**Exercise brief:** Output each line of the material exactly as it stands.

**Material:**

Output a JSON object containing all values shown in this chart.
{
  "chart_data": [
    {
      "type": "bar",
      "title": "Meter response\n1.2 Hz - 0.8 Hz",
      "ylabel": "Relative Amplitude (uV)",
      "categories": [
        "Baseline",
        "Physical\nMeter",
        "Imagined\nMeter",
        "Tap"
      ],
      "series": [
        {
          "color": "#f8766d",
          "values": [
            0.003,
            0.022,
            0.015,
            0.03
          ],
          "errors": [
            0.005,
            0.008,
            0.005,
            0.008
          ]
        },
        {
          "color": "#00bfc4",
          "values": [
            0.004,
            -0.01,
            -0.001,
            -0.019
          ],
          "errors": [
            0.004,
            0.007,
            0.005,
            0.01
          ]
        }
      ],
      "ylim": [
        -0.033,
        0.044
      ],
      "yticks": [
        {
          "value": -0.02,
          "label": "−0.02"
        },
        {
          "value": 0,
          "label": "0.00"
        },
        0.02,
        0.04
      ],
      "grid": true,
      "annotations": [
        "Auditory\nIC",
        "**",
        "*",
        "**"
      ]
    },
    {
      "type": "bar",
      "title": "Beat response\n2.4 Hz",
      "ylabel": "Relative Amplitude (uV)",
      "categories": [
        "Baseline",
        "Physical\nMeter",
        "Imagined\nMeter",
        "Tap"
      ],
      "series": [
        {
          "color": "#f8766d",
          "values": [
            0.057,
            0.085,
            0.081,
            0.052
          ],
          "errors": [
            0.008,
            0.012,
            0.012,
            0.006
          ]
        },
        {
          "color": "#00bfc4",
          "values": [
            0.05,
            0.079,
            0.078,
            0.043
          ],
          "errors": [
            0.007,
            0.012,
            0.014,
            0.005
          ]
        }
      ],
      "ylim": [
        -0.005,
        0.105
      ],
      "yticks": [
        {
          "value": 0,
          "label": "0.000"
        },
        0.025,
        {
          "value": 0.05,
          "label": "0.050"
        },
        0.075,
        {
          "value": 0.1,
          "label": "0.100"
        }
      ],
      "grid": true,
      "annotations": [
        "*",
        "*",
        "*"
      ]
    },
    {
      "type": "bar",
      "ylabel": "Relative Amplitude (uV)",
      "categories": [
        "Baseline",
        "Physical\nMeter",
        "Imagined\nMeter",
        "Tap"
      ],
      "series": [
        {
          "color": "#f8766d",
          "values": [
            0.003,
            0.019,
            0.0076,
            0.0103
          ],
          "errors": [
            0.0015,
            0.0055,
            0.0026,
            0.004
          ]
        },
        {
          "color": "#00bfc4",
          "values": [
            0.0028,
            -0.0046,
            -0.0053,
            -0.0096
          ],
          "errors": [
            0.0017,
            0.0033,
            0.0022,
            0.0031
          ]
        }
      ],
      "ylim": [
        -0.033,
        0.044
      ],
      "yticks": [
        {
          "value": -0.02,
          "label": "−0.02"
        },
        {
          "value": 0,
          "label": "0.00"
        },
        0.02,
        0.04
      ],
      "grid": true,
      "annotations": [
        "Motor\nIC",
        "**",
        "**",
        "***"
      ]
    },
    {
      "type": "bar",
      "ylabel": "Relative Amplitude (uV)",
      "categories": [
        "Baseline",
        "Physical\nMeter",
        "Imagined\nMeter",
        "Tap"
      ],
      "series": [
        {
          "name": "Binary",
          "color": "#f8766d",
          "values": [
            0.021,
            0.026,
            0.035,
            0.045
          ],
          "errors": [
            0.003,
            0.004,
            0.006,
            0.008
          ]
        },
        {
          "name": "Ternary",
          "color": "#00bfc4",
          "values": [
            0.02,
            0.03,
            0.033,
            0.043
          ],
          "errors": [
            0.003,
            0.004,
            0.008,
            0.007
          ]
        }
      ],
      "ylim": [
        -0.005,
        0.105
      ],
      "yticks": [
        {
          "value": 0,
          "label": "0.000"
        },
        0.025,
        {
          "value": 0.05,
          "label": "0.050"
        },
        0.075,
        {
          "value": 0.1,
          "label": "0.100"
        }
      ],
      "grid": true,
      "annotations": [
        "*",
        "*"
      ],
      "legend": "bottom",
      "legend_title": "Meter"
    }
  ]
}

**Expected output:**
Output a JSON object containing all values shown in this chart.
{
  "chart_data": [
    {
      "type": "bar",
      "title": "Meter response\n1.2 Hz - 0.8 Hz",
      "ylabel": "Relative Amplitude (uV)",
      "categories": [
        "Baseline",
        "Physical\nMeter",
        "Imagined\nMeter",
        "Tap"
      ],
      "series": [
        {
          "color": "#f8766d",
          "values": [
            0.003,
            0.022,
            0.015,
            0.03
          ],
          "errors": [
            0.005,
            0.008,
            0.005,
            0.008
          ]
        },
        {
          "color": "#00bfc4",
          "values": [
            0.004,
            -0.01,
            -0.001,
            -0.019
          ],
          "errors": [
            0.004,
            0.007,
            0.005,
            0.01
          ]
        }
      ],
      "ylim": [
        -0.033,
        0.044
      ],
      "yticks": [
        {
          "value": -0.02,
          "label": "−0.02"
        },
        {
          "value": 0,
          "label": "0.00"
        },
        0.02,
        0.04
      ],
      "grid": true,
      "annotations": [
        "Auditory\nIC",
        "**",
        "*",
        "**"
      ]
    },
    {
      "type": "bar",
      "title": "Beat response\n2.4 Hz",
      "ylabel": "Relative Amplitude (uV)",
      "categories": [
        "Baseline",
        "Physical\nMeter",
        "Imagined\nMeter",
        "Tap"
      ],
      "series": [
        {
          "color": "#f8766d",
          "values": [
            0.057,
            0.085,
            0.081,
            0.052
          ],
          "errors": [
            0.008,
            0.012,
            0.012,
            0.006
          ]
        },
        {
          "color": "#00bfc4",
          "values": [
            0.05,
            0.079,
            0.078,
            0.043
          ],
          "errors": [
            0.007,
            0.012,
            0.014,
            0.005
          ]
        }
      ],
      "ylim": [
        -0.005,
        0.105
      ],
      "yticks": [
        {
          "value": 0,
          "label": "0.000"
        },
        0.025,
        {
          "value": 0.05,
          "label": "0.050"
        },
        0.075,
        {
          "value": 0.1,
          "label": "0.100"
        }
      ],
      "grid": true,
      "annotations": [
        "*",
        "*",
        "*"
      ]
    },
    {
      "type": "bar",
      "ylabel": "Relative Amplitude (uV)",
      "categories": [
        "Baseline",
        "Physical\nMeter",
        "Imagined\nMeter",
        "Tap"
      ],
      "series": [
        {
          "color": "#f8766d",
          "values": [
            0.003,
            0.019,
            0.0076,
            0.0103
          ],
          "errors": [
            0.0015,
            0.0055,
            0.0026,
            0.004
          ]
        },
        {
          "color": "#00bfc4",
          "values": [
            0.0028,
            -0.0046,
            -0.0053,
            -0.0096
          ],
          "errors": [
            0.0017,
            0.0033,
            0.0022,
            0.0031
          ]
        }
      ],
      "ylim": [
        -0.033,
        0.044
      ],
      "yticks": [
        {
          "value": -0.02,
          "label": "−0.02"
        },
        {
          "value": 0,
          "label": "0.00"
        },
        0.02,
        0.04
      ],
      "grid": true,
      "annotations": [
        "Motor\nIC",
        "**",
        "**",
        "***"
      ]
    },
    {
      "type": "bar",
      "ylabel": "Relative Amplitude (uV)",
      "categories": [
        "Baseline",
        "Physical\nMeter",
        "Imagined\nMeter",
        "Tap"
      ],
      "series": [
        {
          "name": "Binary",
          "color": "#f8766d",
          "values": [
            0.021,
            0.026,
            0.035,
            0.045
          ],
          "errors": [
            0.003,
            0.004,
            0.006,
            0.008
          ]
        },
        {
          "name": "Ternary",
          "color": "#00bfc4",
          "values": [
            0.02,
            0.03,
            0.033,
            0.043
          ],
          "errors": [
            0.003,
            0.004,
            0.008,
            0.007
          ]
        }
      ],
      "ylim": [
        -0.005,
        0.105
      ],
      "yticks": [
        {
          "value": 0,
          "label": "0.000"
        },
        0.025,
        {
          "value": 0.05,
          "label": "0.050"
        },
        0.075,
        {
          "value": 0.1,
          "label": "0.100"
        }
      ],
      "grid": true,
      "annotations": [
        "*",
        "*"
      ],
      "legend": "bottom",
      "legend_title": "Meter"
    }
  ]
}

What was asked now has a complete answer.